### WHAT IS NEEDED
Transcribe all records exactly.

## Begin

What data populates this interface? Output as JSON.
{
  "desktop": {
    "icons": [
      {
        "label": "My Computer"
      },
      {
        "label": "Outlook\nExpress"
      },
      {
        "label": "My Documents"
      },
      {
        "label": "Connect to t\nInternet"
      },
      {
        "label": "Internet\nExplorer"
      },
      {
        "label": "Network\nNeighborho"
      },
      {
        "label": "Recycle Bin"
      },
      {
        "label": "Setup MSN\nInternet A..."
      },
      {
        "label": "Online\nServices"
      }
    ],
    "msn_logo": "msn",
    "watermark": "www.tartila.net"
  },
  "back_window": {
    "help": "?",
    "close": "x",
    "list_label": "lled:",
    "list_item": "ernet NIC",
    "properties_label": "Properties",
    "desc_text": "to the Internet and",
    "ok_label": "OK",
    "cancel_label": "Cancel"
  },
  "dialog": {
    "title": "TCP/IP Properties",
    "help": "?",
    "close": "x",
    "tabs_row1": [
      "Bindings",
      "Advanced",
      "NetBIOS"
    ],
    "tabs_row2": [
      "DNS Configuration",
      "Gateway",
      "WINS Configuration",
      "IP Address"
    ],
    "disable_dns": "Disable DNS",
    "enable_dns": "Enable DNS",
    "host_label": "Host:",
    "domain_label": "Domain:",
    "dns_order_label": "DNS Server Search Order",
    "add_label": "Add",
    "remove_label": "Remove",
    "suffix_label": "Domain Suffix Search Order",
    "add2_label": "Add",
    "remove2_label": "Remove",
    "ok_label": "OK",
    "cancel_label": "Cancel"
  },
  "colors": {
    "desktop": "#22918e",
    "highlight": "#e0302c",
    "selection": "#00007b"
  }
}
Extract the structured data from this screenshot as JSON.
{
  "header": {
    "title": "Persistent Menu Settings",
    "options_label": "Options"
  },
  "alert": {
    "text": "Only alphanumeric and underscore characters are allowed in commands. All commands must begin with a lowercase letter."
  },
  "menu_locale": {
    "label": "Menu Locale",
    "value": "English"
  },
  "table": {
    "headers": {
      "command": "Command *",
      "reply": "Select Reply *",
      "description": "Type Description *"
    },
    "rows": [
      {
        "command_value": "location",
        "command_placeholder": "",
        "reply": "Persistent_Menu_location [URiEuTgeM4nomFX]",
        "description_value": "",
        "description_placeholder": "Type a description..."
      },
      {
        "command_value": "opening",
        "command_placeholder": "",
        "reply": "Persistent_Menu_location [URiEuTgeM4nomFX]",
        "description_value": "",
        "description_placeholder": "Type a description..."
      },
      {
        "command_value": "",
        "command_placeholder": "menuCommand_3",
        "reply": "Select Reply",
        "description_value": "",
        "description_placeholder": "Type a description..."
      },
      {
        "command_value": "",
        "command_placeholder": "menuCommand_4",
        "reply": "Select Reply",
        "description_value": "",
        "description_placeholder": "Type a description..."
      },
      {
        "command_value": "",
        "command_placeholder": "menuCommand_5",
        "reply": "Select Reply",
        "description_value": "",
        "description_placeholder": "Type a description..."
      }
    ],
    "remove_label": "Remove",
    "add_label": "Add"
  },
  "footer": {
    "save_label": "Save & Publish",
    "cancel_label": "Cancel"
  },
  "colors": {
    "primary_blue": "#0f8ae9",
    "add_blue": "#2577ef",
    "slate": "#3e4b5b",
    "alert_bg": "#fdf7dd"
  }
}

## End

### TASK OUTPUT
What data populates this interface? Output as JSON.
{
  "desktop": {
    "icons": [
      {
        "label": "My Computer"
      },
      {
        "label": "Outlook\nExpress"
      },
      {
        "label": "My Documents"
      },
      {
        "label": "Connect to t\nInternet"
      },
      {
        "label": "Internet\nExplorer"
      },
      {
        "label": "Network\nNeighborho"
      },
      {
        "label": "Recycle Bin"
      },
      {
        "label": "Setup MSN\nInternet A..."
      },
      {
        "label": "Online\nServices"
      }
    ],
    "msn_logo": "msn",
    "watermark": "www.tartila.net"
  },
  "back_window": {
    "help": "?",
    "close": "x",
    "list_label": "lled:",
    "list_item": "ernet NIC",
    "properties_label": "Properties",
    "desc_text": "to the Internet and",
    "ok_label": "OK",
    "cancel_label": "Cancel"
  },
  "dialog": {
    "title": "TCP/IP Properties",
    "help": "?",
    "close": "x",
    "tabs_row1": [
      "Bindings",
      "Advanced",
      "NetBIOS"
    ],
    "tabs_row2": [
      "DNS Configuration",
      "Gateway",
      "WINS Configuration",
      "IP Address"
    ],
    "disable_dns": "Disable DNS",
    "enable_dns": "Enable DNS",
    "host_label": "Host:",
    "domain_label": "Domain:",
    "dns_order_label": "DNS Server Search Order",
    "add_label": "Add",
    "remove_label": "Remove",
    "suffix_label": "Domain Suffix Search Order",
    "add2_label": "Add",
    "remove2_label": "Remove",
    "ok_label": "OK",
    "cancel_label": "Cancel"
  },
  "colors": {
    "desktop": "#22918e",
    "highlight": "#e0302c",
    "selection": "#00007b"
  }
}
Extract the structured data from this screenshot as JSON.
{
  "header": {
    "title": "Persistent Menu Settings",
    "options_label": "Options"
  },
  "alert": {
    "text": "Only alphanumeric and underscore characters are allowed in commands. All commands must begin with a lowercase letter."
  },
  "menu_locale": {
    "label": "Menu Locale",
    "value": "English"
  },
  "table": {
    "headers": {
      "command": "Command *",
      "reply": "Select Reply *",
      "description": "Type Description *"
    },
    "rows": [
      {
        "command_value": "location",
        "command_placeholder": "",
        "reply": "Persistent_Menu_location [URiEuTgeM4nomFX]",
        "description_value": "",
        "description_placeholder": "Type a description..."
      },
      {
        "command_value": "opening",
        "command_placeholder": "",
        "reply": "Persistent_Menu_location [URiEuTgeM4nomFX]",
        "description_value": "",
        "description_placeholder": "Type a description..."
      },
      {
        "command_value": "",
        "command_placeholder": "menuCommand_3",
        "reply": "Select Reply",
        "description_value": "",
        "description_placeholder": "Type a description..."
      },
      {
        "command_value": "",
        "command_placeholder": "menuCommand_4",
        "reply": "Select Reply",
        "description_value": "",
        "description_placeholder": "Type a description..."
      },
      {
        "command_value": "",
        "command_placeholder": "menuCommand_5",
        "reply": "Select Reply",
        "description_value": "",
        "description_placeholder": "Type a description..."
      }
    ],
    "remove_label": "Remove",
    "add_label": "Add"
  },
  "footer": {
    "save_label": "Save & Publish",
    "cancel_label": "Cancel"
  },
  "colors": {
    "primary_blue": "#0f8ae9",
    "add_blue": "#2577ef",
    "slate": "#3e4b5b",
    "alert_bg": "#fdf7dd"
  }
}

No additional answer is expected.